Task objective
The listing below should be printed exactly, every line of it. Skip the pictures.
··········
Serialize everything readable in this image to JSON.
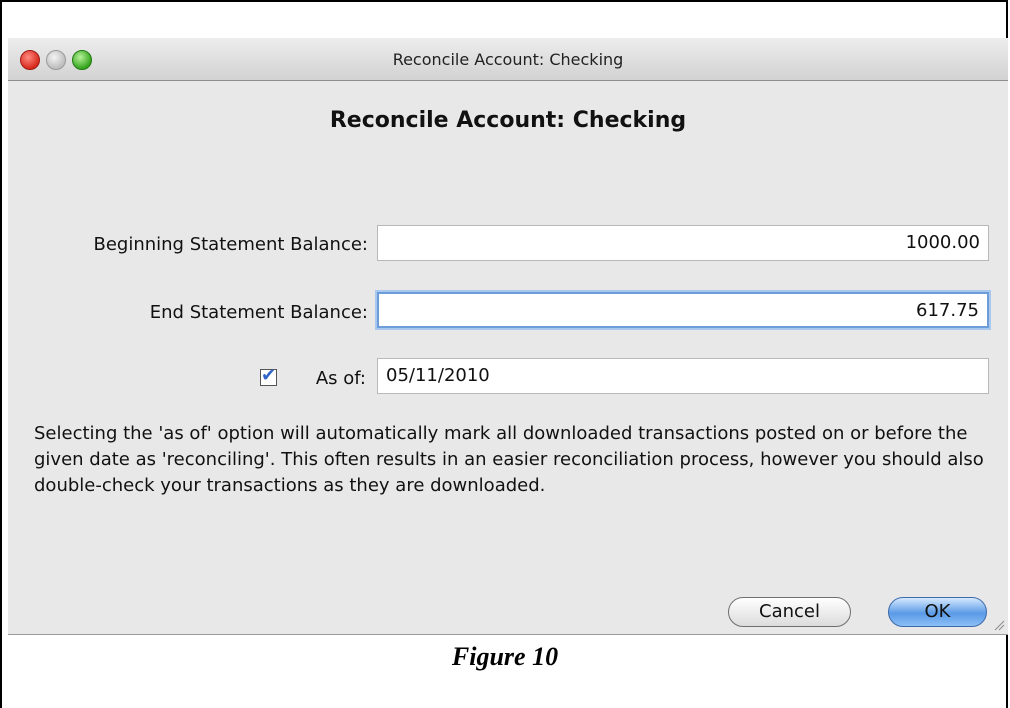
{
  "window": {
    "title": "Reconcile Account: Checking"
  },
  "dialog": {
    "heading": "Reconcile Account: Checking",
    "beginning_balance": {
      "label": "Beginning Statement Balance:",
      "value": "1000.00"
    },
    "end_balance": {
      "label": "End Statement Balance:",
      "value": "617.75"
    },
    "as_of": {
      "label": "As of:",
      "checked": true,
      "value": "05/11/2010"
    },
    "description": "Selecting the 'as of' option will automatically mark all downloaded transactions posted on or before the given date as 'reconciling'.  This often results in an easier reconciliation process, however you should also double-check your transactions as they are downloaded.",
    "buttons": {
      "cancel": "Cancel",
      "ok": "OK"
    }
  },
  "caption": "Figure 10",
  "colors": {
    "window_bg": "#e8e8e8",
    "ok_button": "#5a9ae6",
    "focus_ring": "#6d9dd8"
  }
}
··········
Answer for this exercise
Serialize everything readable in this image to JSON.
{
  "window": {
    "title": "Reconcile Account: Checking"
  },
  "dialog": {
    "heading": "Reconcile Account: Checking",
    "beginning_balance": {
      "label": "Beginning Statement Balance:",
      "value": "1000.00"
    },
    "end_balance": {
      "label": "End Statement Balance:",
      "value": "617.75"
    },
    "as_of": {
      "label": "As of:",
      "checked": true,
      "value": "05/11/2010"
    },
    "description": "Selecting the 'as of' option will automatically mark all downloaded transactions posted on or before the given date as 'reconciling'.  This often results in an easier reconciliation process, however you should also double-check your transactions as they are downloaded.",
    "buttons": {
      "cancel": "Cancel",
      "ok": "OK"
    }
  },
  "caption": "Figure 10",
  "colors": {
    "window_bg": "#e8e8e8",
    "ok_button": "#5a9ae6",
    "focus_ring": "#6d9dd8"
  }
}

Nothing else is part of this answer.